- **WHAT IS BEING ASKED**: Copy, from the entries below, each line in which the string "summary" appears.

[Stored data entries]
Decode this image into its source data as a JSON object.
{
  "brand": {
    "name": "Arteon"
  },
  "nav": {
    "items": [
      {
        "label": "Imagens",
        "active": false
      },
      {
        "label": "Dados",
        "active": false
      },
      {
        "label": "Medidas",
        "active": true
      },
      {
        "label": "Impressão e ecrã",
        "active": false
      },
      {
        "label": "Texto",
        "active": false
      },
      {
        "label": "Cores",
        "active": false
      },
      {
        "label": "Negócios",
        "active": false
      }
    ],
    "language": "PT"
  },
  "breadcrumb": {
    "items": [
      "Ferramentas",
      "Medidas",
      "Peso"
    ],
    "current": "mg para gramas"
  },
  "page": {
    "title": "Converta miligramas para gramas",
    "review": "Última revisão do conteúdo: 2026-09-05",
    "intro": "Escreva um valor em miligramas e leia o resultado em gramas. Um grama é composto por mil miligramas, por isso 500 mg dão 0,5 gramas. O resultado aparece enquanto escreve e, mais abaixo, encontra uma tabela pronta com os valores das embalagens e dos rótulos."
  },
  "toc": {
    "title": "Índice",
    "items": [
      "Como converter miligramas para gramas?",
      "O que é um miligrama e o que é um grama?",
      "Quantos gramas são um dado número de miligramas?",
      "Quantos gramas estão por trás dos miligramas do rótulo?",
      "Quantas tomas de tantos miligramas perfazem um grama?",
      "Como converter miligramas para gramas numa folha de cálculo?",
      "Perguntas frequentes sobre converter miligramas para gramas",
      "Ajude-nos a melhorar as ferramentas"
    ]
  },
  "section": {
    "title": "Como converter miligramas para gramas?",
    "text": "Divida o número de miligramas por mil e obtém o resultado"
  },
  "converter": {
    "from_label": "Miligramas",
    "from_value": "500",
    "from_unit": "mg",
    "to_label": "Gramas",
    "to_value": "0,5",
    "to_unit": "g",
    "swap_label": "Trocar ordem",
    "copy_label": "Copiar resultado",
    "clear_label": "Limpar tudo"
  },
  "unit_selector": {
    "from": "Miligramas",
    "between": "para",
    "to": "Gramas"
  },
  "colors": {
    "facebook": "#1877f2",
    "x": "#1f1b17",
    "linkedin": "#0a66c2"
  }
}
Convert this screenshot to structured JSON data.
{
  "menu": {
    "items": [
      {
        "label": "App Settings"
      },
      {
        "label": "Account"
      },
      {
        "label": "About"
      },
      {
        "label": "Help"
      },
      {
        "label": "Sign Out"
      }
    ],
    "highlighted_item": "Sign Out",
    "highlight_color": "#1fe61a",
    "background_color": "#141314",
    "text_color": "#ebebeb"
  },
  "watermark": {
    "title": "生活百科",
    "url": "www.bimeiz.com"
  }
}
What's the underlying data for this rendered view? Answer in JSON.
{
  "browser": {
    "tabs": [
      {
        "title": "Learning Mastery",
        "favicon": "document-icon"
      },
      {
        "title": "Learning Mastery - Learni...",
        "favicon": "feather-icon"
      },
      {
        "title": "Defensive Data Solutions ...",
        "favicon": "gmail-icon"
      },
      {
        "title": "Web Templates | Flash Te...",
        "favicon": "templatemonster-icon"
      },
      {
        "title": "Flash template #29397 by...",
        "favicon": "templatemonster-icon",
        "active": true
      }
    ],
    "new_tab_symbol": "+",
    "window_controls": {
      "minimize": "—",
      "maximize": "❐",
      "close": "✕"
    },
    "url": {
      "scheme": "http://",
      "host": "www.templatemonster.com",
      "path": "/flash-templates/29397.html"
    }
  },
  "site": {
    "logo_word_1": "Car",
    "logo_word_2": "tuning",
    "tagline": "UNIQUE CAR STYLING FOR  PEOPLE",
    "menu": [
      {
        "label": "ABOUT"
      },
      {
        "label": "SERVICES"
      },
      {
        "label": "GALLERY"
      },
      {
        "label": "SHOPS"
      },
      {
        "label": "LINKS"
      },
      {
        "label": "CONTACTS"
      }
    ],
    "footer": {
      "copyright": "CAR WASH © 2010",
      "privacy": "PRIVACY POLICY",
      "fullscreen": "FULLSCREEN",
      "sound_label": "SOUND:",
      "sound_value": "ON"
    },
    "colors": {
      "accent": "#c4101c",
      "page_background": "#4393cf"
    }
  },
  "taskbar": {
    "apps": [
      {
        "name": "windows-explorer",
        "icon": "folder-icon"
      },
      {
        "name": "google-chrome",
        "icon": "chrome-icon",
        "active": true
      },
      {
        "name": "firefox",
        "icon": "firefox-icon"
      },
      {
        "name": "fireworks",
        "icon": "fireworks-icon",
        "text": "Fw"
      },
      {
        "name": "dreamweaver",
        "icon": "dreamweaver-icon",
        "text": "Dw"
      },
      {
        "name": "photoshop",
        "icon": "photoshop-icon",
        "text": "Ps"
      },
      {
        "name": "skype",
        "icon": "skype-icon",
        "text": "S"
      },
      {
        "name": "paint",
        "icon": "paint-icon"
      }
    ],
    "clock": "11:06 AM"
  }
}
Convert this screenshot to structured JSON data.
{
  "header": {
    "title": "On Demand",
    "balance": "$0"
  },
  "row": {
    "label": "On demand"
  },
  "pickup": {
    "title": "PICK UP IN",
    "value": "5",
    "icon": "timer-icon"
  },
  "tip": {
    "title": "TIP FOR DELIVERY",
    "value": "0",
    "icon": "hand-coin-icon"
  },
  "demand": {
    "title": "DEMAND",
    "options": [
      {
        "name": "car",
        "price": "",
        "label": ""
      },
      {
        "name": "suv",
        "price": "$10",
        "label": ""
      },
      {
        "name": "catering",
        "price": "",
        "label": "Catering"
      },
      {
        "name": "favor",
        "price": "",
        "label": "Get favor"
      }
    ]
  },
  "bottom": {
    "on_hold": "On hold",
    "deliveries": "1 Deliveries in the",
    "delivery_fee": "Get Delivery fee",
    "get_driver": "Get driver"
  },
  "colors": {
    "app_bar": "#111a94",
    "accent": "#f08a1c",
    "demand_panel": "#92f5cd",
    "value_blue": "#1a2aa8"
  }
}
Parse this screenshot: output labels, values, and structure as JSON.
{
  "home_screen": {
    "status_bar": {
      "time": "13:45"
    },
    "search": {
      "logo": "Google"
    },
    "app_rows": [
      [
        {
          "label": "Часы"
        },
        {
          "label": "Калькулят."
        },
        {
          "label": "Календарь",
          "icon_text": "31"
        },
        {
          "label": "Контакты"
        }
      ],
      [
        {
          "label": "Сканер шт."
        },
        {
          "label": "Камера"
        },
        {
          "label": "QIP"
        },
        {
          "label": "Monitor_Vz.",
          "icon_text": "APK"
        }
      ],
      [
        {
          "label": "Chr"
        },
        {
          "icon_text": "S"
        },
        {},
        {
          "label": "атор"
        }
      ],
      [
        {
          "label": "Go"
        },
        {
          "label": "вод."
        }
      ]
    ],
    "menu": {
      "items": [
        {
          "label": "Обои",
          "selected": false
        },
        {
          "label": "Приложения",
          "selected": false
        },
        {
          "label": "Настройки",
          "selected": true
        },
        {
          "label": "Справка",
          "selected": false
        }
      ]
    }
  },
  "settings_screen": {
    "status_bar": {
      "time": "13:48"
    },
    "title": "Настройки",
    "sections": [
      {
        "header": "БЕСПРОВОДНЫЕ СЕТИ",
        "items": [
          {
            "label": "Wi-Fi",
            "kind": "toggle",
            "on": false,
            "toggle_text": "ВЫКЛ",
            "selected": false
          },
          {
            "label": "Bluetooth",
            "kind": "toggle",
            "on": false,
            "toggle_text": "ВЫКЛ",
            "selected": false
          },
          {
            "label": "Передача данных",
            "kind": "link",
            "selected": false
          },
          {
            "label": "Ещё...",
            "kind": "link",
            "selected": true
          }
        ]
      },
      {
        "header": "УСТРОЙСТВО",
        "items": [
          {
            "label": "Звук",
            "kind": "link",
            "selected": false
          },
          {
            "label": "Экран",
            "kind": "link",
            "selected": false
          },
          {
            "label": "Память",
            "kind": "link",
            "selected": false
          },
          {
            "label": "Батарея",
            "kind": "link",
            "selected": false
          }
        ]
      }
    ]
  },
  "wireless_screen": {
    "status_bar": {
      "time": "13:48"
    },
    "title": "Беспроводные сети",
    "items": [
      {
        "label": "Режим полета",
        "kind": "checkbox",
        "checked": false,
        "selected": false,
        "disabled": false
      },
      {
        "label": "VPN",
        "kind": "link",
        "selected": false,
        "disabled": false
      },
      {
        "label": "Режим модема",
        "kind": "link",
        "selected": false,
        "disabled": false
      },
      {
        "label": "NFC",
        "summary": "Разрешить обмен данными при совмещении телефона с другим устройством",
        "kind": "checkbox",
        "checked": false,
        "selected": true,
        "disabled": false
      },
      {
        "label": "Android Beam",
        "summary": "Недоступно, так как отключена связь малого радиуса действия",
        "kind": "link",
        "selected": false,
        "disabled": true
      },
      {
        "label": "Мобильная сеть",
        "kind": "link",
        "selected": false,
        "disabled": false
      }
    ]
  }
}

- **THE ANSWER**:
        "summary": "Разрешить обмен данными при совмещении телефона с другим устройством",
        "summary": "Недоступно, так как отключена связь малого радиуса действия",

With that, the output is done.